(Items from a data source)
──────────────────────────────

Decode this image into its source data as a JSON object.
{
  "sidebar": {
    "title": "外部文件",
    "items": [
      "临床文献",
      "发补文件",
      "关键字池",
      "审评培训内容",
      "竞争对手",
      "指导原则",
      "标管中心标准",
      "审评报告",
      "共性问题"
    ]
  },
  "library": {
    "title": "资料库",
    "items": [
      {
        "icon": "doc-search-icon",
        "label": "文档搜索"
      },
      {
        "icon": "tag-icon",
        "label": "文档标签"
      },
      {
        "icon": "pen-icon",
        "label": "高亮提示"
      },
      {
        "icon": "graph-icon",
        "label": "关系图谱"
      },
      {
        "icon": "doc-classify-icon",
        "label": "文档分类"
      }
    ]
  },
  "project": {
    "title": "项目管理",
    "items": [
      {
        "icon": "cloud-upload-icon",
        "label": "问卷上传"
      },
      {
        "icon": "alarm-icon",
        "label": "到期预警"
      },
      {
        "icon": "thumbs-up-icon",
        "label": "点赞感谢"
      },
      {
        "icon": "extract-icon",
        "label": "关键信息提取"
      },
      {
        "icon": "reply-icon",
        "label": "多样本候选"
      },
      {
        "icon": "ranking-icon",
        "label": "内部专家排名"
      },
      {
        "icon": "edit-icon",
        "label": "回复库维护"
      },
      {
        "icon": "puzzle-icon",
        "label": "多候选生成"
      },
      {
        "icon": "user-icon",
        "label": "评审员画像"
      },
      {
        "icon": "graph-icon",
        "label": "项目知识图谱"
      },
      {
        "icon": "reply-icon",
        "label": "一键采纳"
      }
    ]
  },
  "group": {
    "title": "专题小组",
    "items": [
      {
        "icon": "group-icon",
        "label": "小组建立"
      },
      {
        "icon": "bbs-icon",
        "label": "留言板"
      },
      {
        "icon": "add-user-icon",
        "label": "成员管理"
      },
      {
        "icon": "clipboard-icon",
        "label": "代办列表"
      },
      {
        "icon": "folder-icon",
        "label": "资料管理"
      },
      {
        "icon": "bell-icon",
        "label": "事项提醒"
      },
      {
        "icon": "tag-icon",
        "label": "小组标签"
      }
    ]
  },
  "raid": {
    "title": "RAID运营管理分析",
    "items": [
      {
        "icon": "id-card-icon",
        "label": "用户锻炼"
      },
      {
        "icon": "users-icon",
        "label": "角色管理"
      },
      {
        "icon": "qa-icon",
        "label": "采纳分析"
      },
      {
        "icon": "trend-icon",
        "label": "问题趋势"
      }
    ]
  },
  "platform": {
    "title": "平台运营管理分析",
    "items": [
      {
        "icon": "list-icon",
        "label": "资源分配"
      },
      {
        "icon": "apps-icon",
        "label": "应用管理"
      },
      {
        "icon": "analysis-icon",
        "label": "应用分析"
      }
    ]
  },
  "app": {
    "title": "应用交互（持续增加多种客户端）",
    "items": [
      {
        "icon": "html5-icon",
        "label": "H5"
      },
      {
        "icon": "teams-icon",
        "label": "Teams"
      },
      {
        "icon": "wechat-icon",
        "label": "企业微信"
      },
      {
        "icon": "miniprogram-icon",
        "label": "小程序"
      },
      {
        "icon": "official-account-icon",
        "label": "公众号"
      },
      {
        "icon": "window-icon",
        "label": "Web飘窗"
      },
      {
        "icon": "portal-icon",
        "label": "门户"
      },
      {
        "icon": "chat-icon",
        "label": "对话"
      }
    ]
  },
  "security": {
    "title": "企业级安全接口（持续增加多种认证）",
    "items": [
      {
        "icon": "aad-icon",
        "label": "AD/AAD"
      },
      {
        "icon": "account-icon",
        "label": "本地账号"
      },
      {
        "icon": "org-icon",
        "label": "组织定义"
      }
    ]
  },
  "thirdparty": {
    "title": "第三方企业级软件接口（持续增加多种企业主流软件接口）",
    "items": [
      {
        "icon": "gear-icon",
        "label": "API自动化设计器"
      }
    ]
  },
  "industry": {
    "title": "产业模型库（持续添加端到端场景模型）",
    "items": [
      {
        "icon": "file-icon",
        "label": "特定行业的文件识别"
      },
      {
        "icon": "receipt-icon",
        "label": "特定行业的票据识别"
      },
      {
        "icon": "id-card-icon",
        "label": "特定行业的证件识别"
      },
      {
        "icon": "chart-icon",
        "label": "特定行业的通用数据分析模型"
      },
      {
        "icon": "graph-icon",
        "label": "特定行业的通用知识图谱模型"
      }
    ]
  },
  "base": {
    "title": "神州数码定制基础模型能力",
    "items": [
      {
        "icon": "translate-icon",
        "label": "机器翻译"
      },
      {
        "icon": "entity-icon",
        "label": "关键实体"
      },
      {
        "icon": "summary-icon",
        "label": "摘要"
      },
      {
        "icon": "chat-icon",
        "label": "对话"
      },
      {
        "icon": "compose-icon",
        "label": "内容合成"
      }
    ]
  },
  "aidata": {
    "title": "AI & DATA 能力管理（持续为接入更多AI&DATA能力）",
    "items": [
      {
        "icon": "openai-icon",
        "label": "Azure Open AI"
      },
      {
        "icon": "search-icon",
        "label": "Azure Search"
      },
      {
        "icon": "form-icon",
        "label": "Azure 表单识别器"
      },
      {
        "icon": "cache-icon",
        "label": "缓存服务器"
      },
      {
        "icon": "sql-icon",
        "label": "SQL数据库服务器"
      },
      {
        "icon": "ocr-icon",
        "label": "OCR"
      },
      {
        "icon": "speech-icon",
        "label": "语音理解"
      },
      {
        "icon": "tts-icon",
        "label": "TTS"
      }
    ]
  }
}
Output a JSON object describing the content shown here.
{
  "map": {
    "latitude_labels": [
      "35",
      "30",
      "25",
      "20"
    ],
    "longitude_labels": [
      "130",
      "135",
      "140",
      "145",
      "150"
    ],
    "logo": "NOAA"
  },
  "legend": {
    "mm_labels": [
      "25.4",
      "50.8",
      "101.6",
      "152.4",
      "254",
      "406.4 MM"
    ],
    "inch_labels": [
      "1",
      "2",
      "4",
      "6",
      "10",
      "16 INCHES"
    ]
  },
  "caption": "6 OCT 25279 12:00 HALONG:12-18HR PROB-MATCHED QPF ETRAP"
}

──────────────────────────────

GIVEN INSTRUCTION:
Copy out the whole listing exactly as written.

ANSWER:
Decode this image into its source data as a JSON object.
{
  "sidebar": {
    "title": "外部文件",
    "items": [
      "临床文献",
      "发补文件",
      "关键字池",
      "审评培训内容",
      "竞争对手",
      "指导原则",
      "标管中心标准",
      "审评报告",
      "共性问题"
    ]
  },
  "library": {
    "title": "资料库",
    "items": [
      {
        "icon": "doc-search-icon",
        "label": "文档搜索"
      },
      {
        "icon": "tag-icon",
        "label": "文档标签"
      },
      {
        "icon": "pen-icon",
        "label": "高亮提示"
      },
      {
        "icon": "graph-icon",
        "label": "关系图谱"
      },
      {
        "icon": "doc-classify-icon",
        "label": "文档分类"
      }
    ]
  },
  "project": {
    "title": "项目管理",
    "items": [
      {
        "icon": "cloud-upload-icon",
        "label": "问卷上传"
      },
      {
        "icon": "alarm-icon",
        "label": "到期预警"
      },
      {
        "icon": "thumbs-up-icon",
        "label": "点赞感谢"
      },
      {
        "icon": "extract-icon",
        "label": "关键信息提取"
      },
      {
        "icon": "reply-icon",
        "label": "多样本候选"
      },
      {
        "icon": "ranking-icon",
        "label": "内部专家排名"
      },
      {
        "icon": "edit-icon",
        "label": "回复库维护"
      },
      {
        "icon": "puzzle-icon",
        "label": "多候选生成"
      },
      {
        "icon": "user-icon",
        "label": "评审员画像"
      },
      {
        "icon": "graph-icon",
        "label": "项目知识图谱"
      },
      {
        "icon": "reply-icon",
        "label": "一键采纳"
      }
    ]
  },
  "group": {
    "title": "专题小组",
    "items": [
      {
        "icon": "group-icon",
        "label": "小组建立"
      },
      {
        "icon": "bbs-icon",
        "label": "留言板"
      },
      {
        "icon": "add-user-icon",
        "label": "成员管理"
      },
      {
        "icon": "clipboard-icon",
        "label": "代办列表"
      },
      {
        "icon": "folder-icon",
        "label": "资料管理"
      },
      {
        "icon": "bell-icon",
        "label": "事项提醒"
      },
      {
        "icon": "tag-icon",
        "label": "小组标签"
      }
    ]
  },
  "raid": {
    "title": "RAID运营管理分析",
    "items": [
      {
        "icon": "id-card-icon",
        "label": "用户锻炼"
      },
      {
        "icon": "users-icon",
        "label": "角色管理"
      },
      {
        "icon": "qa-icon",
        "label": "采纳分析"
      },
      {
        "icon": "trend-icon",
        "label": "问题趋势"
      }
    ]
  },
  "platform": {
    "title": "平台运营管理分析",
    "items": [
      {
        "icon": "list-icon",
        "label": "资源分配"
      },
      {
        "icon": "apps-icon",
        "label": "应用管理"
      },
      {
        "icon": "analysis-icon",
        "label": "应用分析"
      }
    ]
  },
  "app": {
    "title": "应用交互（持续增加多种客户端）",
    "items": [
      {
        "icon": "html5-icon",
        "label": "H5"
      },
      {
        "icon": "teams-icon",
        "label": "Teams"
      },
      {
        "icon": "wechat-icon",
        "label": "企业微信"
      },
      {
        "icon": "miniprogram-icon",
        "label": "小程序"
      },
      {
        "icon": "official-account-icon",
        "label": "公众号"
      },
      {
        "icon": "window-icon",
        "label": "Web飘窗"
      },
      {
        "icon": "portal-icon",
        "label": "门户"
      },
      {
        "icon": "chat-icon",
        "label": "对话"
      }
    ]
  },
  "security": {
    "title": "企业级安全接口（持续增加多种认证）",
    "items": [
      {
        "icon": "aad-icon",
        "label": "AD/AAD"
      },
      {
        "icon": "account-icon",
        "label": "本地账号"
      },
      {
        "icon": "org-icon",
        "label": "组织定义"
      }
    ]
  },
  "thirdparty": {
    "title": "第三方企业级软件接口（持续增加多种企业主流软件接口）",
    "items": [
      {
        "icon": "gear-icon",
        "label": "API自动化设计器"
      }
    ]
  },
  "industry": {
    "title": "产业模型库（持续添加端到端场景模型）",
    "items": [
      {
        "icon": "file-icon",
        "label": "特定行业的文件识别"
      },
      {
        "icon": "receipt-icon",
        "label": "特定行业的票据识别"
      },
      {
        "icon": "id-card-icon",
        "label": "特定行业的证件识别"
      },
      {
        "icon": "chart-icon",
        "label": "特定行业的通用数据分析模型"
      },
      {
        "icon": "graph-icon",
        "label": "特定行业的通用知识图谱模型"
      }
    ]
  },
  "base": {
    "title": "神州数码定制基础模型能力",
    "items": [
      {
        "icon": "translate-icon",
        "label": "机器翻译"
      },
      {
        "icon": "entity-icon",
        "label": "关键实体"
      },
      {
        "icon": "summary-icon",
        "label": "摘要"
      },
      {
        "icon": "chat-icon",
        "label": "对话"
      },
      {
        "icon": "compose-icon",
        "label": "内容合成"
      }
    ]
  },
  "aidata": {
    "title": "AI & DATA 能力管理（持续为接入更多AI&DATA能力）",
    "items": [
      {
        "icon": "openai-icon",
        "label": "Azure Open AI"
      },
      {
        "icon": "search-icon",
        "label": "Azure Search"
      },
      {
        "icon": "form-icon",
        "label": "Azure 表单识别器"
      },
      {
        "icon": "cache-icon",
        "label": "缓存服务器"
      },
      {
        "icon": "sql-icon",
        "label": "SQL数据库服务器"
      },
      {
        "icon": "ocr-icon",
        "label": "OCR"
      },
      {
        "icon": "speech-icon",
        "label": "语音理解"
      },
      {
        "icon": "tts-icon",
        "label": "TTS"
      }
    ]
  }
}
Output a JSON object describing the content shown here.
{
  "map": {
    "latitude_labels": [
      "35",
      "30",
      "25",
      "20"
    ],
    "longitude_labels": [
      "130",
      "135",
      "140",
      "145",
      "150"
    ],
    "logo": "NOAA"
  },
  "legend": {
    "mm_labels": [
      "25.4",
      "50.8",
      "101.6",
      "152.4",
      "254",
      "406.4 MM"
    ],
    "inch_labels": [
      "1",
      "2",
      "4",
      "6",
      "10",
      "16 INCHES"
    ]
  },
  "caption": "6 OCT 25279 12:00 HALONG:12-18HR PROB-MATCHED QPF ETRAP"
}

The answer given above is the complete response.